Recorded data:
>> BEGIN

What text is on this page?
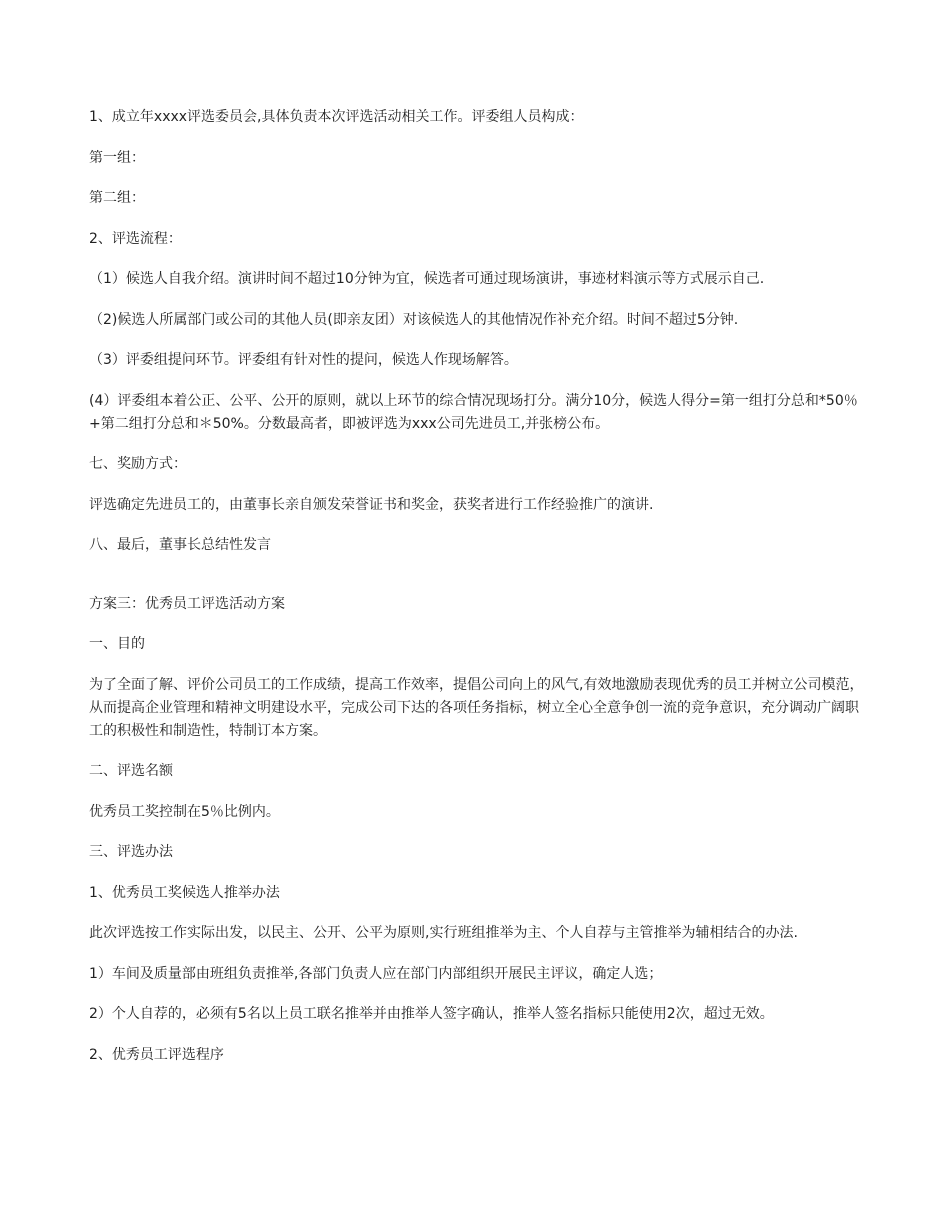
1、成立年xxxx评选委员会,具体负责本次评选活动相关工作。评委组人员构成：

第一组：

第二组：

2、评选流程：

（1）候选人自我介绍。演讲时间不超过10分钟为宜，候选者可通过现场演讲，事迹材料演示等方式展示自己.

（2)候选人所属部门或公司的其他人员(即亲友团）对该候选人的其他情况作补充介绍。时间不超过5分钟.

（3）评委组提问环节。评委组有针对性的提问，候选人作现场解答。

(4）评委组本着公正、公平、公开的原则，就以上环节的综合情况现场打分。满分10分，候选人得分=第一组打分总和*50％+第二组打分总和＊50%。分数最高者，即被评选为xxx公司先进员工,并张榜公布。

七、奖励方式：

评选确定先进员工的，由董事长亲自颁发荣誉证书和奖金，获奖者进行工作经验推广的演讲.

八、最后，董事长总结性发言

方案三：优秀员工评选活动方案

一、目的

为了全面了解、评价公司员工的工作成绩，提高工作效率，提倡公司向上的风气,有效地激励表现优秀的员工并树立公司模范，从而提高企业管理和精神文明建设水平，完成公司下达的各项任务指标，树立全心全意争创一流的竞争意识，充分调动广阔职工的积极性和制造性，特制订本方案。

二、评选名额

优秀员工奖控制在5％比例内。

三、评选办法

1、优秀员工奖候选人推举办法

此次评选按工作实际出发，以民主、公开、公平为原则,实行班组推举为主、个人自荐与主管推举为辅相结合的办法.

1）车间及质量部由班组负责推举,各部门负责人应在部门内部组织开展民主评议，确定人选；

2）个人自荐的，必须有5名以上员工联名推举并由推举人签字确认，推举人签名指标只能使用2次，超过无效。

2、优秀员工评选程序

>> END

Description of the task
Leave out the pictures and transcribe the entries above exactly.

Solved problem
What text is on this page?
1、成立年xxxx评选委员会,具体负责本次评选活动相关工作。评委组人员构成：

第一组：

第二组：

2、评选流程：

（1）候选人自我介绍。演讲时间不超过10分钟为宜，候选者可通过现场演讲，事迹材料演示等方式展示自己.

（2)候选人所属部门或公司的其他人员(即亲友团）对该候选人的其他情况作补充介绍。时间不超过5分钟.

（3）评委组提问环节。评委组有针对性的提问，候选人作现场解答。

(4）评委组本着公正、公平、公开的原则，就以上环节的综合情况现场打分。满分10分，候选人得分=第一组打分总和*50％+第二组打分总和＊50%。分数最高者，即被评选为xxx公司先进员工,并张榜公布。

七、奖励方式：

评选确定先进员工的，由董事长亲自颁发荣誉证书和奖金，获奖者进行工作经验推广的演讲.

八、最后，董事长总结性发言

方案三：优秀员工评选活动方案

一、目的

为了全面了解、评价公司员工的工作成绩，提高工作效率，提倡公司向上的风气,有效地激励表现优秀的员工并树立公司模范，从而提高企业管理和精神文明建设水平，完成公司下达的各项任务指标，树立全心全意争创一流的竞争意识，充分调动广阔职工的积极性和制造性，特制订本方案。

二、评选名额

优秀员工奖控制在5％比例内。

三、评选办法

1、优秀员工奖候选人推举办法

此次评选按工作实际出发，以民主、公开、公平为原则,实行班组推举为主、个人自荐与主管推举为辅相结合的办法.

1）车间及质量部由班组负责推举,各部门负责人应在部门内部组织开展民主评议，确定人选；

2）个人自荐的，必须有5名以上员工联名推举并由推举人签字确认，推举人签名指标只能使用2次，超过无效。

2、优秀员工评选程序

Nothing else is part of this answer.